■ Dataset records ■
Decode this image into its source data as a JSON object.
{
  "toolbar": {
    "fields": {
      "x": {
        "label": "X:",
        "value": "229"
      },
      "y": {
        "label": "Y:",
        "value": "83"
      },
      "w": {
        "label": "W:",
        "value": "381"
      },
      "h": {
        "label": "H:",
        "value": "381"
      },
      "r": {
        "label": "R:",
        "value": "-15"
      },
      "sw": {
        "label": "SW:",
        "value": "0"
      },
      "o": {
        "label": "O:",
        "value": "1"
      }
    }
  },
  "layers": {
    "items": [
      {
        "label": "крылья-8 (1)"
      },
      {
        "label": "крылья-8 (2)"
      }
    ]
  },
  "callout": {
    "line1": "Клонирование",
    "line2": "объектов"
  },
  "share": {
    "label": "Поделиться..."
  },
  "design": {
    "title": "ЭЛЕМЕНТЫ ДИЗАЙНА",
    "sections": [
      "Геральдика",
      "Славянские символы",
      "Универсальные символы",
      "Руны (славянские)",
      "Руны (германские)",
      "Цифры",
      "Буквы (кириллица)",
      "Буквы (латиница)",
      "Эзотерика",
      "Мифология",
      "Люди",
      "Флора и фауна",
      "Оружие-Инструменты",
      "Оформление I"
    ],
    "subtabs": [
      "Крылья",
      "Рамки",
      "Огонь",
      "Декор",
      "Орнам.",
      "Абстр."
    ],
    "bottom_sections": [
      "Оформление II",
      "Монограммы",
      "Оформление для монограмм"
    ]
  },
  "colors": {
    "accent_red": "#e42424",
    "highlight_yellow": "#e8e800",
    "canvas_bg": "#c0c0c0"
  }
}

■ YOUR INSTRUCTIONS ■
Retype all of the entries precisely as they are.

■ OUTPUT OF THE TASK ■
Decode this image into its source data as a JSON object.
{
  "toolbar": {
    "fields": {
      "x": {
        "label": "X:",
        "value": "229"
      },
      "y": {
        "label": "Y:",
        "value": "83"
      },
      "w": {
        "label": "W:",
        "value": "381"
      },
      "h": {
        "label": "H:",
        "value": "381"
      },
      "r": {
        "label": "R:",
        "value": "-15"
      },
      "sw": {
        "label": "SW:",
        "value": "0"
      },
      "o": {
        "label": "O:",
        "value": "1"
      }
    }
  },
  "layers": {
    "items": [
      {
        "label": "крылья-8 (1)"
      },
      {
        "label": "крылья-8 (2)"
      }
    ]
  },
  "callout": {
    "line1": "Клонирование",
    "line2": "объектов"
  },
  "share": {
    "label": "Поделиться..."
  },
  "design": {
    "title": "ЭЛЕМЕНТЫ ДИЗАЙНА",
    "sections": [
      "Геральдика",
      "Славянские символы",
      "Универсальные символы",
      "Руны (славянские)",
      "Руны (германские)",
      "Цифры",
      "Буквы (кириллица)",
      "Буквы (латиница)",
      "Эзотерика",
      "Мифология",
      "Люди",
      "Флора и фауна",
      "Оружие-Инструменты",
      "Оформление I"
    ],
    "subtabs": [
      "Крылья",
      "Рамки",
      "Огонь",
      "Декор",
      "Орнам.",
      "Абстр."
    ],
    "bottom_sections": [
      "Оформление II",
      "Монограммы",
      "Оформление для монограмм"
    ]
  },
  "colors": {
    "accent_red": "#e42424",
    "highlight_yellow": "#e8e800",
    "canvas_bg": "#c0c0c0"
  }
}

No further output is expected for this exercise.